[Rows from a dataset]
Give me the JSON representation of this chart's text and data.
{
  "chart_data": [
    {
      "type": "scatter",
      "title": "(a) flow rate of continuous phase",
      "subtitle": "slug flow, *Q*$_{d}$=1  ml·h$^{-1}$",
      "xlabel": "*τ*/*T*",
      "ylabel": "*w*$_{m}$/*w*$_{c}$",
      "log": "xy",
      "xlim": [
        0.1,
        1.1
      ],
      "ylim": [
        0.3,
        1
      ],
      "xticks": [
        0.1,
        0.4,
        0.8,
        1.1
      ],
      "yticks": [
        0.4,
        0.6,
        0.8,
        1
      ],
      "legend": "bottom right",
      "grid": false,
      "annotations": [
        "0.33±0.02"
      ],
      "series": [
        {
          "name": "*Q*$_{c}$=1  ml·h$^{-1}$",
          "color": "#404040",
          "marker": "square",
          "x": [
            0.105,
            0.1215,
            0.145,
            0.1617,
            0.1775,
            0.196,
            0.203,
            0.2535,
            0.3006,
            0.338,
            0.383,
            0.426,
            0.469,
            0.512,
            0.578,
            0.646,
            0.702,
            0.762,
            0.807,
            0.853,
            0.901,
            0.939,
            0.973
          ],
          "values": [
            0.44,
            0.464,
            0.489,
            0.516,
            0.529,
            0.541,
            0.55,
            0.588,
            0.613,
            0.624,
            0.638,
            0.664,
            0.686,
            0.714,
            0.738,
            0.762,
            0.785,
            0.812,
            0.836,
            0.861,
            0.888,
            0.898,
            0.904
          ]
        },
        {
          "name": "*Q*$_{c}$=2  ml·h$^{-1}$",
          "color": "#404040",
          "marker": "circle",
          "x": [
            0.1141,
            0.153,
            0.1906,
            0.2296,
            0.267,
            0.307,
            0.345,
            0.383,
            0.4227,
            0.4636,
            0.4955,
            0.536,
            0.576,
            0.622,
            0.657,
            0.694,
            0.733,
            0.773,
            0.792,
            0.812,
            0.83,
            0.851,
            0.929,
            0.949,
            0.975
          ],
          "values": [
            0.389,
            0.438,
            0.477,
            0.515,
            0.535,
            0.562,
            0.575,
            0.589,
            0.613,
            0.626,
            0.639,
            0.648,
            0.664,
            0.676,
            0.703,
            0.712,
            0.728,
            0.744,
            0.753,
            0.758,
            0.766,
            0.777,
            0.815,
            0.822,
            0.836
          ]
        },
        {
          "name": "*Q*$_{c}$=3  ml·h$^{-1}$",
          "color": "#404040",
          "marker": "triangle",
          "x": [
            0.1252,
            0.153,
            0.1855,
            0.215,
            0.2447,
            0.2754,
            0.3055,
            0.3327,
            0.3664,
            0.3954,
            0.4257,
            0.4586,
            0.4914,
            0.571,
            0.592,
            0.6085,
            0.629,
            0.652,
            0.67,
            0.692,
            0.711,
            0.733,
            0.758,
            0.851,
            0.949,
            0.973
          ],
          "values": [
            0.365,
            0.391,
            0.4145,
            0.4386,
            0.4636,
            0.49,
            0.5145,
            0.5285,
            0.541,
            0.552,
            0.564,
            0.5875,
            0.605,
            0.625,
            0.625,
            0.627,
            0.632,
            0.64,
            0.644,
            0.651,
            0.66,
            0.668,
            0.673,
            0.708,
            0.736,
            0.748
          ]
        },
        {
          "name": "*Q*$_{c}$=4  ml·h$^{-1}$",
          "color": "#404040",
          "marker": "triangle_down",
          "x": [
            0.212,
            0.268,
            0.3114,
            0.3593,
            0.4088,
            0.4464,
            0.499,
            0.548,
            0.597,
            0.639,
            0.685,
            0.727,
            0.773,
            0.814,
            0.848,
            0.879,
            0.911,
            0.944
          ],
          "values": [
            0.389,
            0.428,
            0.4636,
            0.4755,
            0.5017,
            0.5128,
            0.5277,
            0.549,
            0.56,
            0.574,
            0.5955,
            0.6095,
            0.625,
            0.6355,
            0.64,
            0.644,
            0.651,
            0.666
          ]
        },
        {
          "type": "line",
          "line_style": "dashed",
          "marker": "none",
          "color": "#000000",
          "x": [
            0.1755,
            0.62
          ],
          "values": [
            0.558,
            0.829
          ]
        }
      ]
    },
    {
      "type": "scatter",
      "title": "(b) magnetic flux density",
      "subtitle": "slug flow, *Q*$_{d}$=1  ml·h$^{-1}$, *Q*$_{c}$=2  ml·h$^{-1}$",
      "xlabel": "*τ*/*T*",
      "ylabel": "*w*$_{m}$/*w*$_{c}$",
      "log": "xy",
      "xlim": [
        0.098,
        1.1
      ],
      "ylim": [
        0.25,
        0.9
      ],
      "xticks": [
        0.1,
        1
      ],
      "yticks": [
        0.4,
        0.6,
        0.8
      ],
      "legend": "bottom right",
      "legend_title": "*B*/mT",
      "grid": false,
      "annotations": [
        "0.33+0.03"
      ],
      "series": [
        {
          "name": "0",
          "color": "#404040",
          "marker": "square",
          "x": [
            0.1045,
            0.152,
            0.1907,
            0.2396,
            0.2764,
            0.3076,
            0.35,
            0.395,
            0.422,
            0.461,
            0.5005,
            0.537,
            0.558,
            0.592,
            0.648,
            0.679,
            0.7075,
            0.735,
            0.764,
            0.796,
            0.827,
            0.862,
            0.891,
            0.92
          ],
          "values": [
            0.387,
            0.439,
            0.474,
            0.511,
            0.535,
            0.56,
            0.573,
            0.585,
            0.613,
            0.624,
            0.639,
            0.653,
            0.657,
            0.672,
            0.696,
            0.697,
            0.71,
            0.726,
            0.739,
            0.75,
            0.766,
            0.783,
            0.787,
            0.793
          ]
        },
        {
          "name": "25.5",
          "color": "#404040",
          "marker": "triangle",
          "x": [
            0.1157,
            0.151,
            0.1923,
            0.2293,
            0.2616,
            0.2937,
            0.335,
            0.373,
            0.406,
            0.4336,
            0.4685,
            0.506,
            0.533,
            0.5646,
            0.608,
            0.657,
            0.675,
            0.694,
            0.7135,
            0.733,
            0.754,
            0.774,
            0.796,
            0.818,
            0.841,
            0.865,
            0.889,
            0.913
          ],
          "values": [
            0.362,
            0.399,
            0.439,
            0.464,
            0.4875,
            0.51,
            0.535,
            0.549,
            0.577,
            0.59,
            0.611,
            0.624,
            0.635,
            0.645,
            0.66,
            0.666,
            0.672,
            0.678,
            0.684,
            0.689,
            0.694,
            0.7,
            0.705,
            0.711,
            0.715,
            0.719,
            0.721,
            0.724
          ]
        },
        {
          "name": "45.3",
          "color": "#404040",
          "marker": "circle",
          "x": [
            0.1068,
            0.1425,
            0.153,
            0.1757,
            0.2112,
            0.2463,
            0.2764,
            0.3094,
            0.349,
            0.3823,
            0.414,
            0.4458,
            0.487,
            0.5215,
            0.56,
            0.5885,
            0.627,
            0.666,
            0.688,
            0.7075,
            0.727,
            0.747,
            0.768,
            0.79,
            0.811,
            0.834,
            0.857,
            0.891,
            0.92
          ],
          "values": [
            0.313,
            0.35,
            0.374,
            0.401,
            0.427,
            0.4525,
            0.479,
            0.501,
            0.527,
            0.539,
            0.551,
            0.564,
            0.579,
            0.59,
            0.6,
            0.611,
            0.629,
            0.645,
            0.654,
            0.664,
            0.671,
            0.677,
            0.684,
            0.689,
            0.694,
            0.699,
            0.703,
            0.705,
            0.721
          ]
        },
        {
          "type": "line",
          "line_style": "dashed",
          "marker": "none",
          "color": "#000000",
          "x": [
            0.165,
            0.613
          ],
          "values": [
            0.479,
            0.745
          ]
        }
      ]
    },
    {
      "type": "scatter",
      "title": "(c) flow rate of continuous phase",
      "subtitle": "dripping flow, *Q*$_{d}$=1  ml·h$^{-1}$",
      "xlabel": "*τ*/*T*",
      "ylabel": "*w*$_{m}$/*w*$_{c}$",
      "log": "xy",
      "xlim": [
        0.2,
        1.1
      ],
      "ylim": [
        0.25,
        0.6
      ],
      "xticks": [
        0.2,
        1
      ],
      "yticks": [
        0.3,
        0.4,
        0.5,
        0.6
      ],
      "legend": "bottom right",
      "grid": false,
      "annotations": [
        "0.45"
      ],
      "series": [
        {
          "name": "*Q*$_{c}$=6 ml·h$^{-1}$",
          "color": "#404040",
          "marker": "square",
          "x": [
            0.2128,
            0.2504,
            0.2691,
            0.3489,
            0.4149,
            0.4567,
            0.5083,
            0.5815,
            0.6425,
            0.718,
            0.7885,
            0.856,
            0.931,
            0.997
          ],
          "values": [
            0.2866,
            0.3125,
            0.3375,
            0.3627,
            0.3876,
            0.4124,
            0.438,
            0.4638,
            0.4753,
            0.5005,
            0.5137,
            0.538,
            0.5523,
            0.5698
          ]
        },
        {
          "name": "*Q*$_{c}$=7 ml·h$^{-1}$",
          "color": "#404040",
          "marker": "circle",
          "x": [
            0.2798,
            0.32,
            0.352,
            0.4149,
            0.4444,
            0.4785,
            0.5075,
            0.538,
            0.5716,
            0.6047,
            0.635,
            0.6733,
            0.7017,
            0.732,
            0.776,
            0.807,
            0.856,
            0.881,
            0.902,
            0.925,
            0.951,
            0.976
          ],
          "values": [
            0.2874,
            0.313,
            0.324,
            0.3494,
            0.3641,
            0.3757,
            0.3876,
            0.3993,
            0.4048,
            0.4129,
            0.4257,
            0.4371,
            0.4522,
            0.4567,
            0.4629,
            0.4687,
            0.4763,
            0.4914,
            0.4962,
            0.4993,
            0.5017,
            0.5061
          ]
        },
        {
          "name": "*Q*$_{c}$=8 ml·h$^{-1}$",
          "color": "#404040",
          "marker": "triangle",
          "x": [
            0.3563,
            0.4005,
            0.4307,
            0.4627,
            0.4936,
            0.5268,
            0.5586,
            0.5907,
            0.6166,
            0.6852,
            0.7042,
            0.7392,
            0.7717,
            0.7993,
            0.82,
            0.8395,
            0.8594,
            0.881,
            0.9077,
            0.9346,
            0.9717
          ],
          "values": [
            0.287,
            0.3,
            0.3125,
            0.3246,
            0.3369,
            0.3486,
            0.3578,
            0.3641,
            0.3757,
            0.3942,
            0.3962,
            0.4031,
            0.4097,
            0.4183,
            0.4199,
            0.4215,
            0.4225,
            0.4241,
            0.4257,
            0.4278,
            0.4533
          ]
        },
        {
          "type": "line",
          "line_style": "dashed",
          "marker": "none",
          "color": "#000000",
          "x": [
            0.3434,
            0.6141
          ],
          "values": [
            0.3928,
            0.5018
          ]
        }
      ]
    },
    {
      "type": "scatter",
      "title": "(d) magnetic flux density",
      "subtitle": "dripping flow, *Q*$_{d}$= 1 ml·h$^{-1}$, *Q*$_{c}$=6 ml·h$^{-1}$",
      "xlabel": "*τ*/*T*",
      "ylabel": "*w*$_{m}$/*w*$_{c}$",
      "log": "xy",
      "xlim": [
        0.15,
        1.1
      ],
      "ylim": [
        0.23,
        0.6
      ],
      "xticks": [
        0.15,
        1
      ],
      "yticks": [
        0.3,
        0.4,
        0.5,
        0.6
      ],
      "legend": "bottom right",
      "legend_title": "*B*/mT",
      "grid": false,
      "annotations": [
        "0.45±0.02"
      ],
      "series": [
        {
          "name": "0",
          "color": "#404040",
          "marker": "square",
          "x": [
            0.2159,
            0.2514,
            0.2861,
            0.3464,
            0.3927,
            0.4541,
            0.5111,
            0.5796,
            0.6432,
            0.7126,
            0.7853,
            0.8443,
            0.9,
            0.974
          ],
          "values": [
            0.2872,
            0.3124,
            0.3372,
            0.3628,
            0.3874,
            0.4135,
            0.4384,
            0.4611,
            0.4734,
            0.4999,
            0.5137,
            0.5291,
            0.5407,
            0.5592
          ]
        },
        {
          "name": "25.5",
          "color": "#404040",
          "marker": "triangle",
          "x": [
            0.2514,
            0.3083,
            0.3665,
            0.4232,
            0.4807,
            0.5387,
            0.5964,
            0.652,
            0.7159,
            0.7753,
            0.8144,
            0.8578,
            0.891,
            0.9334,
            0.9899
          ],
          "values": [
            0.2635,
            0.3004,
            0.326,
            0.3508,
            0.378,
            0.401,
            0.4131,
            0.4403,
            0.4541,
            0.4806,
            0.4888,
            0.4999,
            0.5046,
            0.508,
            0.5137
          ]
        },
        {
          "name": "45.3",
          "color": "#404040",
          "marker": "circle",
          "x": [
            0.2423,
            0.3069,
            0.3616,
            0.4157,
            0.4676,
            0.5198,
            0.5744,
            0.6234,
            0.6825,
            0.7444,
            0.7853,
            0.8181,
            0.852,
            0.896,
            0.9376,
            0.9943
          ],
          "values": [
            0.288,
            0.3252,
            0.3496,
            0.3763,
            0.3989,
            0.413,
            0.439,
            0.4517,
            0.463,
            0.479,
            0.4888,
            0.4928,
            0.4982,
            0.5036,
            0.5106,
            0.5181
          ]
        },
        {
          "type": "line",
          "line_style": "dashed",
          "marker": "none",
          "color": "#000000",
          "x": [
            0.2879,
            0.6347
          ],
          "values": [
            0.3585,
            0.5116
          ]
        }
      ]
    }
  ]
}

• TASK TO COMPLETE: Say how many lines in the records contain the string "magnetic", and say nothing else.

• COMPLETE RESPONSE: 2